:: TASK GOAL ::
Convert the lines below into a Markdown table with the columns Row and Line, numbering each line in order and omitting any blank lines.

Records from a data source
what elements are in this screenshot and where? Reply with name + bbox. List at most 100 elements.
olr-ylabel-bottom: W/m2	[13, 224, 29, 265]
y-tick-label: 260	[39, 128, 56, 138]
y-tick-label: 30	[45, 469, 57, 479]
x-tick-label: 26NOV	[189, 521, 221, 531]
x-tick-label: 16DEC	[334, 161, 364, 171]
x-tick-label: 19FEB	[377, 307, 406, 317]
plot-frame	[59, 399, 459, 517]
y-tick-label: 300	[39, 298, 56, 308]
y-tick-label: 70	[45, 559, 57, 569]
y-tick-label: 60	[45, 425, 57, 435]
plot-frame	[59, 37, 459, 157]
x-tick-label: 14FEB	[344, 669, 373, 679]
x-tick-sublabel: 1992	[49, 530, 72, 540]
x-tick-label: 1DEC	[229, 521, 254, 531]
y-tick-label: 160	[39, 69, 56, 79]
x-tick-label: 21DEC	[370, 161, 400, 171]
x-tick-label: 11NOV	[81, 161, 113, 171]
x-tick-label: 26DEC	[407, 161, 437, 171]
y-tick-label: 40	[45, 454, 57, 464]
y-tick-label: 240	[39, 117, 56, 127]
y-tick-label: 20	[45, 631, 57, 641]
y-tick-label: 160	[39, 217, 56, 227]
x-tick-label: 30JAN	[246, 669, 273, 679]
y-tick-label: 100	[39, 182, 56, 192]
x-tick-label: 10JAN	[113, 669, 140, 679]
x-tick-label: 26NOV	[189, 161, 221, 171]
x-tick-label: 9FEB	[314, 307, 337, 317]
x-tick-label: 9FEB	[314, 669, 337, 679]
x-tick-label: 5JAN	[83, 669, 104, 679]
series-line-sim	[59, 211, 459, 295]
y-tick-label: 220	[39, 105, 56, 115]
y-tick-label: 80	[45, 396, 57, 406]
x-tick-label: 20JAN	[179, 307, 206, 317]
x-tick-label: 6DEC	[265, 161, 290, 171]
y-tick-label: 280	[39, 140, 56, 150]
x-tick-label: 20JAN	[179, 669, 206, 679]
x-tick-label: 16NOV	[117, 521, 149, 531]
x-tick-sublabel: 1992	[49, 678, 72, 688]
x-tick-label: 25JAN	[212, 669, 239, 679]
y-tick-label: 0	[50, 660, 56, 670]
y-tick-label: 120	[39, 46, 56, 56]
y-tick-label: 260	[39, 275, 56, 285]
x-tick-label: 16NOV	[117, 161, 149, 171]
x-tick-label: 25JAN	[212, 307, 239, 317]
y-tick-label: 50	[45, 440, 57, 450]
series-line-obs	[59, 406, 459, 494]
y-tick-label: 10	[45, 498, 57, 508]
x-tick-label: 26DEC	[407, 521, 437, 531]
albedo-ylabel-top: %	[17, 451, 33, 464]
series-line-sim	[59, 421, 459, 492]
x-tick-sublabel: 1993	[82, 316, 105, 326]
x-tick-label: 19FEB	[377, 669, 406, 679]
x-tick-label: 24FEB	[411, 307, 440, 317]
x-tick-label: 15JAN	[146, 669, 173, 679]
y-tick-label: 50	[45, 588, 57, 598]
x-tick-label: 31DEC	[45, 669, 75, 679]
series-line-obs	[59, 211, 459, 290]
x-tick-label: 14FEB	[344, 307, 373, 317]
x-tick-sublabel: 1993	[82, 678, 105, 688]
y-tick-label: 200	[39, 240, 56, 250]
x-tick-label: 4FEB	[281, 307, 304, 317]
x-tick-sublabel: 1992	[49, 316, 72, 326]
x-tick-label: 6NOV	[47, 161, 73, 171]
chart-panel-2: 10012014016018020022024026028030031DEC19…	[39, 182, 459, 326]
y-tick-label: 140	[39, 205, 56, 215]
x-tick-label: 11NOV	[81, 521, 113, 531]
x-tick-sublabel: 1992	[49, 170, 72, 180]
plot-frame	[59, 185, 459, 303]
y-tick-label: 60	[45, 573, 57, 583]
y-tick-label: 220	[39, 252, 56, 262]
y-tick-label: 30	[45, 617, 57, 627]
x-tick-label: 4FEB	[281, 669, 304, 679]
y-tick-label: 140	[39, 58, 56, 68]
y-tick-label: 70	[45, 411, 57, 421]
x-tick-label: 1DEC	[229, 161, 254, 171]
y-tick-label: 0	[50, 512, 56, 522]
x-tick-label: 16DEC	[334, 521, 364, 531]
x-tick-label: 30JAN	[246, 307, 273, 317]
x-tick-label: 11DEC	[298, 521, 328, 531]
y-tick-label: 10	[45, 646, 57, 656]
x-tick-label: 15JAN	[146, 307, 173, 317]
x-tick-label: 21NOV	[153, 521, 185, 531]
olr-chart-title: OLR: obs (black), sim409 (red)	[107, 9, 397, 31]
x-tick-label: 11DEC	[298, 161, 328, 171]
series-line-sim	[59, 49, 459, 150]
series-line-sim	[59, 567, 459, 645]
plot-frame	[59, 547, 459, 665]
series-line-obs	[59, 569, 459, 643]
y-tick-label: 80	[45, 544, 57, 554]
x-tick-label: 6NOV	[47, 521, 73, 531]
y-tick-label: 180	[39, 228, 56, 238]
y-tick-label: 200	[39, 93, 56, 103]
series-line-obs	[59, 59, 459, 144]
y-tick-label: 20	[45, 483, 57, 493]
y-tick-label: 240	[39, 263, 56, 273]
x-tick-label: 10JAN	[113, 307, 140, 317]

:: RESULT ::
| Row | Line |
|---|---|
| 1 | what elements are in this screenshot and where? Reply with name + bbox. List at most 100 elements. |
| 2 | olr-ylabel-bottom: W/m2	[13, 224, 29, 265] |
| 3 | y-tick-label: 260	[39, 128, 56, 138] |
| 4 | y-tick-label: 30	[45, 469, 57, 479] |
| 5 | x-tick-label: 26NOV	[189, 521, 221, 531] |
| 6 | x-tick-label: 16DEC	[334, 161, 364, 171] |
| 7 | x-tick-label: 19FEB	[377, 307, 406, 317] |
| 8 | plot-frame	[59, 399, 459, 517] |
| 9 | y-tick-label: 300	[39, 298, 56, 308] |
| 10 | y-tick-label: 70	[45, 559, 57, 569] |
| 11 | y-tick-label: 60	[45, 425, 57, 435] |
| 12 | plot-frame	[59, 37, 459, 157] |
| 13 | x-tick-label: 14FEB	[344, 669, 373, 679] |
| 14 | x-tick-sublabel: 1992	[49, 530, 72, 540] |
| 15 | x-tick-label: 1DEC	[229, 521, 254, 531] |
| 16 | y-tick-label: 160	[39, 69, 56, 79] |
| 17 | x-tick-label: 21DEC	[370, 161, 400, 171] |
| 18 | x-tick-label: 11NOV	[81, 161, 113, 171] |
| 19 | x-tick-label: 26DEC	[407, 161, 437, 171] |
| 20 | y-tick-label: 40	[45, 454, 57, 464] |
| 21 | y-tick-label: 240	[39, 117, 56, 127] |
| 22 | y-tick-label: 20	[45, 631, 57, 641] |
| 23 | y-tick-label: 160	[39, 217, 56, 227] |
| 24 | x-tick-label: 30JAN	[246, 669, 273, 679] |
| 25 | y-tick-label: 100	[39, 182, 56, 192] |
| 26 | x-tick-label: 10JAN	[113, 669, 140, 679] |
| 27 | x-tick-label: 26NOV	[189, 161, 221, 171] |
| 28 | x-tick-label: 9FEB	[314, 307, 337, 317] |
| 29 | x-tick-label: 9FEB	[314, 669, 337, 679] |
| 30 | x-tick-label: 5JAN	[83, 669, 104, 679] |
| 31 | series-line-sim	[59, 211, 459, 295] |
| 32 | y-tick-label: 220	[39, 105, 56, 115] |
| 33 | y-tick-label: 80	[45, 396, 57, 406] |
| 34 | x-tick-label: 20JAN	[179, 307, 206, 317] |
| 35 | x-tick-label: 6DEC	[265, 161, 290, 171] |
| 36 | y-tick-label: 280	[39, 140, 56, 150] |
| 37 | x-tick-label: 20JAN	[179, 669, 206, 679] |
| 38 | x-tick-label: 16NOV	[117, 521, 149, 531] |
| 39 | x-tick-sublabel: 1992	[49, 678, 72, 688] |
| 40 | x-tick-label: 25JAN	[212, 669, 239, 679] |
| 41 | y-tick-label: 0	[50, 660, 56, 670] |
| 42 | y-tick-label: 120	[39, 46, 56, 56] |
| 43 | y-tick-label: 260	[39, 275, 56, 285] |
| 44 | x-tick-label: 16NOV	[117, 161, 149, 171] |
| 45 | x-tick-label: 25JAN	[212, 307, 239, 317] |
| 46 | y-tick-label: 50	[45, 440, 57, 450] |
| 47 | series-line-obs	[59, 406, 459, 494] |
| 48 | y-tick-label: 10	[45, 498, 57, 508] |
| 49 | x-tick-label: 26DEC	[407, 521, 437, 531] |
| 50 | albedo-ylabel-top: %	[17, 451, 33, 464] |
| 51 | series-line-sim	[59, 421, 459, 492] |
| 52 | x-tick-sublabel: 1993	[82, 316, 105, 326] |
| 53 | x-tick-label: 19FEB	[377, 669, 406, 679] |
| 54 | x-tick-label: 24FEB	[411, 307, 440, 317] |
| 55 | x-tick-label: 15JAN	[146, 669, 173, 679] |
| 56 | y-tick-label: 50	[45, 588, 57, 598] |
| 57 | x-tick-label: 31DEC	[45, 669, 75, 679] |
| 58 | series-line-obs	[59, 211, 459, 290] |
| 59 | x-tick-label: 14FEB	[344, 307, 373, 317] |
| 60 | x-tick-sublabel: 1993	[82, 678, 105, 688] |
| 61 | y-tick-label: 200	[39, 240, 56, 250] |
| 62 | x-tick-label: 4FEB	[281, 307, 304, 317] |
| 63 | x-tick-sublabel: 1992	[49, 316, 72, 326] |
| 64 | x-tick-label: 6NOV	[47, 161, 73, 171] |
| 65 | chart-panel-2: 10012014016018020022024026028030031DEC19…	[39, 182, 459, 326] |
| 66 | y-tick-label: 140	[39, 205, 56, 215] |
| 67 | x-tick-label: 11NOV	[81, 521, 113, 531] |
| 68 | x-tick-sublabel: 1992	[49, 170, 72, 180] |
| 69 | plot-frame	[59, 185, 459, 303] |
| 70 | y-tick-label: 60	[45, 573, 57, 583] |
| 71 | y-tick-label: 220	[39, 252, 56, 262] |
| 72 | y-tick-label: 30	[45, 617, 57, 627] |
| 73 | x-tick-label: 4FEB	[281, 669, 304, 679] |
| 74 | y-tick-label: 140	[39, 58, 56, 68] |
| 75 | y-tick-label: 70	[45, 411, 57, 421] |
| 76 | x-tick-label: 1DEC	[229, 161, 254, 171] |
| 77 | y-tick-label: 0	[50, 512, 56, 522] |
| 78 | x-tick-label: 16DEC	[334, 521, 364, 531] |
| 79 | x-tick-label: 30JAN	[246, 307, 273, 317] |
| 80 | x-tick-label: 11DEC	[298, 521, 328, 531] |
| 81 | y-tick-label: 10	[45, 646, 57, 656] |
| 82 | x-tick-label: 15JAN	[146, 307, 173, 317] |
| 83 | x-tick-label: 21NOV	[153, 521, 185, 531] |
| 84 | olr-chart-title: OLR: obs (black), sim409 (red)	[107, 9, 397, 31] |
| 85 | x-tick-label: 11DEC	[298, 161, 328, 171] |
| 86 | series-line-sim	[59, 49, 459, 150] |
| 87 | series-line-sim	[59, 567, 459, 645] |
| 88 | plot-frame	[59, 547, 459, 665] |
| 89 | series-line-obs	[59, 569, 459, 643] |
| 90 | y-tick-label: 80	[45, 544, 57, 554] |
| 91 | x-tick-label: 6NOV	[47, 521, 73, 531] |
| 92 | y-tick-label: 180	[39, 228, 56, 238] |
| 93 | y-tick-label: 200	[39, 93, 56, 103] |
| 94 | series-line-obs	[59, 59, 459, 144] |
| 95 | y-tick-label: 20	[45, 483, 57, 493] |
| 96 | y-tick-label: 240	[39, 263, 56, 273] |
| 97 | x-tick-label: 10JAN	[113, 307, 140, 317] |